* Task
Output every line of the data exactly as it appears.

═════ Records for this exercise

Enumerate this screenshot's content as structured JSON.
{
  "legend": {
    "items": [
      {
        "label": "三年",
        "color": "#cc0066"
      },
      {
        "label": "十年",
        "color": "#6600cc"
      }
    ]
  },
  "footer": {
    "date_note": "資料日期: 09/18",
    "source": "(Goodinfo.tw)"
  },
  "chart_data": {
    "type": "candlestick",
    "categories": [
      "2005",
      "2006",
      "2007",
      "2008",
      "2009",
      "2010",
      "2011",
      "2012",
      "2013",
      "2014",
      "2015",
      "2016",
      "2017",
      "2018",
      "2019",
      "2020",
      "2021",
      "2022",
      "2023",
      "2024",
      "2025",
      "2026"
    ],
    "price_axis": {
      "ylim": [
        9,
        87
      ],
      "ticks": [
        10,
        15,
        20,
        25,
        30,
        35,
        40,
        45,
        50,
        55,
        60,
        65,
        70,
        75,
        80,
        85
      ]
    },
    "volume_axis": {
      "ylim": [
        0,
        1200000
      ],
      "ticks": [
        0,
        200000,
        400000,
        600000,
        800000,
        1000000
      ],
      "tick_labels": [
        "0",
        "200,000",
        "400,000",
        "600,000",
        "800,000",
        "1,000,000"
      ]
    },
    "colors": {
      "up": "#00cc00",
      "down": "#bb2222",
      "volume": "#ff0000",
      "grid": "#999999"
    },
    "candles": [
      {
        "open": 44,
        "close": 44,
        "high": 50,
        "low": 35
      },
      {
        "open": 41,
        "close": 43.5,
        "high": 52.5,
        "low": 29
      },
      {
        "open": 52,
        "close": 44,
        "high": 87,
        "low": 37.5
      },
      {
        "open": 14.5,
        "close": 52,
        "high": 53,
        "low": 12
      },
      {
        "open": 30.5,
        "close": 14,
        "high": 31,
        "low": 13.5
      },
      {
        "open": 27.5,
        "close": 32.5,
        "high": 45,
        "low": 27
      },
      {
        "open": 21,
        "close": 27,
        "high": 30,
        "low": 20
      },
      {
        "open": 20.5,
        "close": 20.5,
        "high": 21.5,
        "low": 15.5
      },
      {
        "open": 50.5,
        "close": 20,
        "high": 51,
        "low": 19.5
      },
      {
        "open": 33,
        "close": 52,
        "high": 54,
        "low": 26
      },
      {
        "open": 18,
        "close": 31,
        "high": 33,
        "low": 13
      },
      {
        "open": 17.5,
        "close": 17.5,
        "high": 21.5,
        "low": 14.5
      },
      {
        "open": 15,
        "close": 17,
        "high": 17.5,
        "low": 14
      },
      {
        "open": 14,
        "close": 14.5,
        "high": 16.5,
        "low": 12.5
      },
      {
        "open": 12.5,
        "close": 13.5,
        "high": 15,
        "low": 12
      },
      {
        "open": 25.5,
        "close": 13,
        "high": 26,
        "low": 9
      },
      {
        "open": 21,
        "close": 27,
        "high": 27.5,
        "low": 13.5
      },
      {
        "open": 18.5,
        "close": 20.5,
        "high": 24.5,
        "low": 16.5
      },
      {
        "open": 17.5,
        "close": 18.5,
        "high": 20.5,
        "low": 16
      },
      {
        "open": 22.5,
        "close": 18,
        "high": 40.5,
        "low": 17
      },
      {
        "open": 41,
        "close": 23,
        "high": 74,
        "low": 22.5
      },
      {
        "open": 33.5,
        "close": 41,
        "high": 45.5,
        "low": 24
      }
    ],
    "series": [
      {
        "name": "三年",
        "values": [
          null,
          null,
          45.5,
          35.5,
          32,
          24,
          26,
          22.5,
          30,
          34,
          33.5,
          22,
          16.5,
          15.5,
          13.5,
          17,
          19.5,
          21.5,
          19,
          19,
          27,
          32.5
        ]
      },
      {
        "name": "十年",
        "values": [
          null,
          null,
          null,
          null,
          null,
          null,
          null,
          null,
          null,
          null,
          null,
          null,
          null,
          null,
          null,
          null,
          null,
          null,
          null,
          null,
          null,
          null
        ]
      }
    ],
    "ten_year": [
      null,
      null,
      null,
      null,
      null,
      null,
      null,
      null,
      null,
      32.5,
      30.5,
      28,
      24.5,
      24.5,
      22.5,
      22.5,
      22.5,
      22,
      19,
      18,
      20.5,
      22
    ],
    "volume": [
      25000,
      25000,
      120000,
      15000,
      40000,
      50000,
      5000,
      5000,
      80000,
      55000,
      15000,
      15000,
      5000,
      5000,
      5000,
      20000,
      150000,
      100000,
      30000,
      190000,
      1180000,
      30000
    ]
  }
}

══════════

* Solution
Enumerate this screenshot's content as structured JSON.
{
  "legend": {
    "items": [
      {
        "label": "三年",
        "color": "#cc0066"
      },
      {
        "label": "十年",
        "color": "#6600cc"
      }
    ]
  },
  "footer": {
    "date_note": "資料日期: 09/18",
    "source": "(Goodinfo.tw)"
  },
  "chart_data": {
    "type": "candlestick",
    "categories": [
      "2005",
      "2006",
      "2007",
      "2008",
      "2009",
      "2010",
      "2011",
      "2012",
      "2013",
      "2014",
      "2015",
      "2016",
      "2017",
      "2018",
      "2019",
      "2020",
      "2021",
      "2022",
      "2023",
      "2024",
      "2025",
      "2026"
    ],
    "price_axis": {
      "ylim": [
        9,
        87
      ],
      "ticks": [
        10,
        15,
        20,
        25,
        30,
        35,
        40,
        45,
        50,
        55,
        60,
        65,
        70,
        75,
        80,
        85
      ]
    },
    "volume_axis": {
      "ylim": [
        0,
        1200000
      ],
      "ticks": [
        0,
        200000,
        400000,
        600000,
        800000,
        1000000
      ],
      "tick_labels": [
        "0",
        "200,000",
        "400,000",
        "600,000",
        "800,000",
        "1,000,000"
      ]
    },
    "colors": {
      "up": "#00cc00",
      "down": "#bb2222",
      "volume": "#ff0000",
      "grid": "#999999"
    },
    "candles": [
      {
        "open": 44,
        "close": 44,
        "high": 50,
        "low": 35
      },
      {
        "open": 41,
        "close": 43.5,
        "high": 52.5,
        "low": 29
      },
      {
        "open": 52,
        "close": 44,
        "high": 87,
        "low": 37.5
      },
      {
        "open": 14.5,
        "close": 52,
        "high": 53,
        "low": 12
      },
      {
        "open": 30.5,
        "close": 14,
        "high": 31,
        "low": 13.5
      },
      {
        "open": 27.5,
        "close": 32.5,
        "high": 45,
        "low": 27
      },
      {
        "open": 21,
        "close": 27,
        "high": 30,
        "low": 20
      },
      {
        "open": 20.5,
        "close": 20.5,
        "high": 21.5,
        "low": 15.5
      },
      {
        "open": 50.5,
        "close": 20,
        "high": 51,
        "low": 19.5
      },
      {
        "open": 33,
        "close": 52,
        "high": 54,
        "low": 26
      },
      {
        "open": 18,
        "close": 31,
        "high": 33,
        "low": 13
      },
      {
        "open": 17.5,
        "close": 17.5,
        "high": 21.5,
        "low": 14.5
      },
      {
        "open": 15,
        "close": 17,
        "high": 17.5,
        "low": 14
      },
      {
        "open": 14,
        "close": 14.5,
        "high": 16.5,
        "low": 12.5
      },
      {
        "open": 12.5,
        "close": 13.5,
        "high": 15,
        "low": 12
      },
      {
        "open": 25.5,
        "close": 13,
        "high": 26,
        "low": 9
      },
      {
        "open": 21,
        "close": 27,
        "high": 27.5,
        "low": 13.5
      },
      {
        "open": 18.5,
        "close": 20.5,
        "high": 24.5,
        "low": 16.5
      },
      {
        "open": 17.5,
        "close": 18.5,
        "high": 20.5,
        "low": 16
      },
      {
        "open": 22.5,
        "close": 18,
        "high": 40.5,
        "low": 17
      },
      {
        "open": 41,
        "close": 23,
        "high": 74,
        "low": 22.5
      },
      {
        "open": 33.5,
        "close": 41,
        "high": 45.5,
        "low": 24
      }
    ],
    "series": [
      {
        "name": "三年",
        "values": [
          null,
          null,
          45.5,
          35.5,
          32,
          24,
          26,
          22.5,
          30,
          34,
          33.5,
          22,
          16.5,
          15.5,
          13.5,
          17,
          19.5,
          21.5,
          19,
          19,
          27,
          32.5
        ]
      },
      {
        "name": "十年",
        "values": [
          null,
          null,
          null,
          null,
          null,
          null,
          null,
          null,
          null,
          null,
          null,
          null,
          null,
          null,
          null,
          null,
          null,
          null,
          null,
          null,
          null,
          null
        ]
      }
    ],
    "ten_year": [
      null,
      null,
      null,
      null,
      null,
      null,
      null,
      null,
      null,
      32.5,
      30.5,
      28,
      24.5,
      24.5,
      22.5,
      22.5,
      22.5,
      22,
      19,
      18,
      20.5,
      22
    ],
    "volume": [
      25000,
      25000,
      120000,
      15000,
      40000,
      50000,
      5000,
      5000,
      80000,
      55000,
      15000,
      15000,
      5000,
      5000,
      5000,
      20000,
      150000,
      100000,
      30000,
      190000,
      1180000,
      30000
    ]
  }
}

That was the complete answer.